Posted on 10/29/2020 8:24:40 PM PDT by LibWhacker

When did something like us first appear on the planet? It turns out there’s remarkably little agreement on this question. Fossils and DNA suggest people looking like us, anatomically modern Homo sapiens, evolved around 300,000 years ago. Surprisingly, archaeology—tools, artifacts, cave art—suggest that complex technology and cultures, “behavioral modernity,” evolved more recently: 50,000 to 65,000 years ago.

Some scientists interpret this as suggesting the earliest Homo sapiens weren’t entirely modern. Yet the different data tracks different things. Skulls and genes tell us about brains, artifacts about culture. Our brains probably became modern before our cultures.

Tree diagram showing human evolution.Key physical and cultural milestones in modern human evolution, including genetic divergence of ethnic groups. Image credit: Nick Longrich / author provided

The “Great Leap”

For 200,000 to 300,000 years after Homo sapiens first appeared, tools and artifacts remained surprisingly simple, little better than Neanderthal technology, and simpler than those of modern hunter-gatherers such as certain indigenous Americans. Starting about 65,000 to 50,000 years ago, more advanced technology started appearing: complex projectile weapons such as bows and spear-throwers, fishhooks, ceramics, sewing needles.

People made representational art—cave paintings of horses, ivory goddesses, lion-headed idols, showing artistic flair and imagination. A bird-bone flute hints at music. Meanwhile, arrival of humans in Australia 65,000 years ago shows we’d mastered seafaring.The Venus of Brassempouy, 25,000 years old. Image credit: Wikimedia Commons

This sudden flourishing of technology is called the “great leap forward,” supposedly reflecting the evolution of a fully modern human brain. But fossils and DNA suggest that human intelligence became modern far earlier.

Anatomical Modernity

Bones of primitive Homo sapiens first appear 300,000 years ago in Africa, with brains as large or larger than ours. They’re followed by anatomically modern Homo sapiens at least 200,000 years ago, and brain shape became essentially modern by at least 100,000 years ago. At this point, humans had braincases similar in size and shape to ours.

Assuming the brain was as modern as the box that held it, our African ancestors theoretically could have discovered relativity, built space telescopes, written novels and love songs. Their bones say they were just as human as we are.

_Task instructions_
1) Answer these questions using the human evolution post:
(a) What is the sudden flourishing of technology called?
(b) When did humans arrive in Australia?
(c) By at least how long ago had brain shape become essentially modern?
2) Please duplicate the human evolution post word for word from "Some scientists interpret" to "before our cultures.".

_Source information_

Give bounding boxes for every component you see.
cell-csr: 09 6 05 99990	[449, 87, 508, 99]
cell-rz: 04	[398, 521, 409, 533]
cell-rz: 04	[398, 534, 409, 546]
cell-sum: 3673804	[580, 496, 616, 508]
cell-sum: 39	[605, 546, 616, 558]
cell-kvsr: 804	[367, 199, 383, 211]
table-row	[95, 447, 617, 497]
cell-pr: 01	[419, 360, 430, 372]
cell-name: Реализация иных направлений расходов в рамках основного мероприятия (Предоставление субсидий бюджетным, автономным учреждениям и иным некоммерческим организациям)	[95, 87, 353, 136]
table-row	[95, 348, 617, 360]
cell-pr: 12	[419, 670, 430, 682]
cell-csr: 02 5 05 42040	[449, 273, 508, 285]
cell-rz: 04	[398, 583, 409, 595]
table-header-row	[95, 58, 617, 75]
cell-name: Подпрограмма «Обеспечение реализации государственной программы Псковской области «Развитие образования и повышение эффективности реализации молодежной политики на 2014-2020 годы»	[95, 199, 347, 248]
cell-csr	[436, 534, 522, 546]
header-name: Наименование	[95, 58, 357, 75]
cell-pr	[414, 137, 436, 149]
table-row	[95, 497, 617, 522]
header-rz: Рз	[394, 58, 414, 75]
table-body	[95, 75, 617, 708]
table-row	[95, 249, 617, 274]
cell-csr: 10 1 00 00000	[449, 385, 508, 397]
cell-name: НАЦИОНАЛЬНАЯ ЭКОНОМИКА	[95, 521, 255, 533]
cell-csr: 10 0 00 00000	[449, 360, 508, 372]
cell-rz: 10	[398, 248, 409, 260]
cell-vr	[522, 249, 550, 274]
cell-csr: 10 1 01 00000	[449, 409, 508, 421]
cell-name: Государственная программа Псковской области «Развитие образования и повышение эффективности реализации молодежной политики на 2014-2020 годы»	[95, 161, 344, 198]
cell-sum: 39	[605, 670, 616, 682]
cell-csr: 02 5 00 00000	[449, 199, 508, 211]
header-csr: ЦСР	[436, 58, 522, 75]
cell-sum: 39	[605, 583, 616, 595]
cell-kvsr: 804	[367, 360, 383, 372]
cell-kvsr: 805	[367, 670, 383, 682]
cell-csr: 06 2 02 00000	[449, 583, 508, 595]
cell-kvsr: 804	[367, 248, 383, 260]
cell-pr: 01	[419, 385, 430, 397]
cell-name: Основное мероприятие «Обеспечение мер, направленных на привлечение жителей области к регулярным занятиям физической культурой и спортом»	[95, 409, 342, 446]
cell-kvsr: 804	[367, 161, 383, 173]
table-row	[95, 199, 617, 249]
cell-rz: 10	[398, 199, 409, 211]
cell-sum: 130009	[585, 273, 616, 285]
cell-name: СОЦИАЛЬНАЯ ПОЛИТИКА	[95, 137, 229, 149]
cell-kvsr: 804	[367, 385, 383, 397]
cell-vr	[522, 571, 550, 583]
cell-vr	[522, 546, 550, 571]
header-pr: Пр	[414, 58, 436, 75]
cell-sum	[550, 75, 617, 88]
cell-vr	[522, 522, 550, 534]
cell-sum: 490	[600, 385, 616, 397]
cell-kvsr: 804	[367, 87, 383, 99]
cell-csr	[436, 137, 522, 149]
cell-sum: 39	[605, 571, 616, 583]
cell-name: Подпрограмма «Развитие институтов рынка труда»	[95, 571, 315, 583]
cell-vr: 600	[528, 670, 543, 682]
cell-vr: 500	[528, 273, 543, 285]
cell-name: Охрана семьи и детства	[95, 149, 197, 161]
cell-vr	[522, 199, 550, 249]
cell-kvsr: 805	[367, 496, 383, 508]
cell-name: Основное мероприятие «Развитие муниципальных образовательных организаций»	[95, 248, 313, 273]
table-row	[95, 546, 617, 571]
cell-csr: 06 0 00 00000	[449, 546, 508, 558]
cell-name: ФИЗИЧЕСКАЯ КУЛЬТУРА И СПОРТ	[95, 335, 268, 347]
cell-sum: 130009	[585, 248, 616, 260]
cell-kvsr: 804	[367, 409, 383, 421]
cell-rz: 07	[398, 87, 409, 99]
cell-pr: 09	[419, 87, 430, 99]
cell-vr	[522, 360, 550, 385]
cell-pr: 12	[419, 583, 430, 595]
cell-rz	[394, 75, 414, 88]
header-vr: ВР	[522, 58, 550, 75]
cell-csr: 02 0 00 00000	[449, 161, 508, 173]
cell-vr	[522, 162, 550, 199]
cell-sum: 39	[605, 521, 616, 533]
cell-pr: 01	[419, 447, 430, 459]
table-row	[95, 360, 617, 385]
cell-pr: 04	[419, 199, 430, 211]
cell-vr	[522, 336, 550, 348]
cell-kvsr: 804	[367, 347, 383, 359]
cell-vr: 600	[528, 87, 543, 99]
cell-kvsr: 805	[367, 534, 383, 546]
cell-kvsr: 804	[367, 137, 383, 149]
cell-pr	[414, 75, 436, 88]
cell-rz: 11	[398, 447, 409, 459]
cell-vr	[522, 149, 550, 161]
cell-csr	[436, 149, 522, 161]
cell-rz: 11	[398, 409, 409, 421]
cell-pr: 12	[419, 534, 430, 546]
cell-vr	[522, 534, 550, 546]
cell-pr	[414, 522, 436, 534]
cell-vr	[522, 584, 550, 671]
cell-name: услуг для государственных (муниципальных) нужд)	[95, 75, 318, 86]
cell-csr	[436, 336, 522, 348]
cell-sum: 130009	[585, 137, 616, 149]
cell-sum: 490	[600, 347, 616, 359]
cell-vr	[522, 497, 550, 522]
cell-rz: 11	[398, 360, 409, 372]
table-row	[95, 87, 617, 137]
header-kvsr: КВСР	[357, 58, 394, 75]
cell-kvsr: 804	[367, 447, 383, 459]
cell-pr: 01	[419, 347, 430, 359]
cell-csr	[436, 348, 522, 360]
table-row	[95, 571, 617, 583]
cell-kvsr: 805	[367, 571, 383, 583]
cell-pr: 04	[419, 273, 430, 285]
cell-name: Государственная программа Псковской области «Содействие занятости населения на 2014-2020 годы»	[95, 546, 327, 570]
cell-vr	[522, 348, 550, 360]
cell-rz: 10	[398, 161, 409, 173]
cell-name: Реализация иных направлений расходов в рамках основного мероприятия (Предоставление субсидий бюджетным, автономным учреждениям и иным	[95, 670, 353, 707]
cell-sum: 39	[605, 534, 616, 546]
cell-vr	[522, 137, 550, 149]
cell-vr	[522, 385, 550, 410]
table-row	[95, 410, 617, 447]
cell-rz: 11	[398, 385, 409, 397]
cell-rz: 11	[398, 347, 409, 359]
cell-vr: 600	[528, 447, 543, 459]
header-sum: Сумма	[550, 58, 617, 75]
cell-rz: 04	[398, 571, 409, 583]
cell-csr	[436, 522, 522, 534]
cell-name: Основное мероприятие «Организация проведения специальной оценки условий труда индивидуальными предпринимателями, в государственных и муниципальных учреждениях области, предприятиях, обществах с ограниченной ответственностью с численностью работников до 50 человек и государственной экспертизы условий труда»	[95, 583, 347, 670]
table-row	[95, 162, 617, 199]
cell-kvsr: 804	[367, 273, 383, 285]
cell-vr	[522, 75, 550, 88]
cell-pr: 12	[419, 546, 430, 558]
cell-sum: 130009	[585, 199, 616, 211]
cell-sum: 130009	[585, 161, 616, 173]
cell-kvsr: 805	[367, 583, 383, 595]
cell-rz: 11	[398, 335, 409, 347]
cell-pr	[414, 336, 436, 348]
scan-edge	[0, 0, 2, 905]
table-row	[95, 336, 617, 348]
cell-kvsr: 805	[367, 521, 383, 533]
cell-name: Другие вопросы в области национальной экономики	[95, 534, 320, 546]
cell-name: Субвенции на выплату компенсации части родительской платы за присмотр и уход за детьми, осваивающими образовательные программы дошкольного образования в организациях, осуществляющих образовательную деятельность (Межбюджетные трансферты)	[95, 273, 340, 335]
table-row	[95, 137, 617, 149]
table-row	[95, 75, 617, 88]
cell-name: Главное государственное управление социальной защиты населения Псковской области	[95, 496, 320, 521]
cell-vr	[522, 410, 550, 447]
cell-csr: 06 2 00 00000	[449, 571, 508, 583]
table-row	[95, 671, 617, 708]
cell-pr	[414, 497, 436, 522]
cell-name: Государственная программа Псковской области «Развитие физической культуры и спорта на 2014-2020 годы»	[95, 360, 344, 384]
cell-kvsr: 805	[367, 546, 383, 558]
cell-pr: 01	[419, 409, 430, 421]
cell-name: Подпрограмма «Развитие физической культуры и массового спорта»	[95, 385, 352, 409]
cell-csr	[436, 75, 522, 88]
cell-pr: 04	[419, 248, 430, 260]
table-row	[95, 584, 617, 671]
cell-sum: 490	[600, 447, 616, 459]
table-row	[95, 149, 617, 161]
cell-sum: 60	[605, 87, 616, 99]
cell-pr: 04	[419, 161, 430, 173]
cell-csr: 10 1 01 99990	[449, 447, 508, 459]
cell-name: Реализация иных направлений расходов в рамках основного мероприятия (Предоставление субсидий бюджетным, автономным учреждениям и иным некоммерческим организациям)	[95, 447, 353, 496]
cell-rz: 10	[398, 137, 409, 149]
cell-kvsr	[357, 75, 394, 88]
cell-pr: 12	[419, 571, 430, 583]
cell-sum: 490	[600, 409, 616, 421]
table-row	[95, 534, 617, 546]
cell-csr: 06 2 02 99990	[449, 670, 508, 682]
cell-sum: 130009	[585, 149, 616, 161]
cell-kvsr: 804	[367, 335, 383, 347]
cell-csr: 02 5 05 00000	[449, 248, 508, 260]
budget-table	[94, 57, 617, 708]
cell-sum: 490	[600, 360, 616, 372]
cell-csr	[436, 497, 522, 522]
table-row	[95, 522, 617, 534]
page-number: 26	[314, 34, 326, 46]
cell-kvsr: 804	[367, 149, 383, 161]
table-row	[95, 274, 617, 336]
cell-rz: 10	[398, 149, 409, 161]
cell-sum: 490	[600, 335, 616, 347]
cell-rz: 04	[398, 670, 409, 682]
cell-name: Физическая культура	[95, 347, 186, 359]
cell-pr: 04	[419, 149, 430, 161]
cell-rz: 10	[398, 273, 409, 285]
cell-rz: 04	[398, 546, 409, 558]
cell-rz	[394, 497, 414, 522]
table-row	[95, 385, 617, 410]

_Results of the tasks_
1)
(a) The "great leap forward."
(b) 65,000 years ago.
(c) 100,000 years ago.

2)
Some scientists interpret this as suggesting the earliest Homo sapiens weren’t entirely modern. Yet the different data tracks different things. Skulls and genes tell us about brains, artifacts about culture. Our brains probably became modern before our cultures.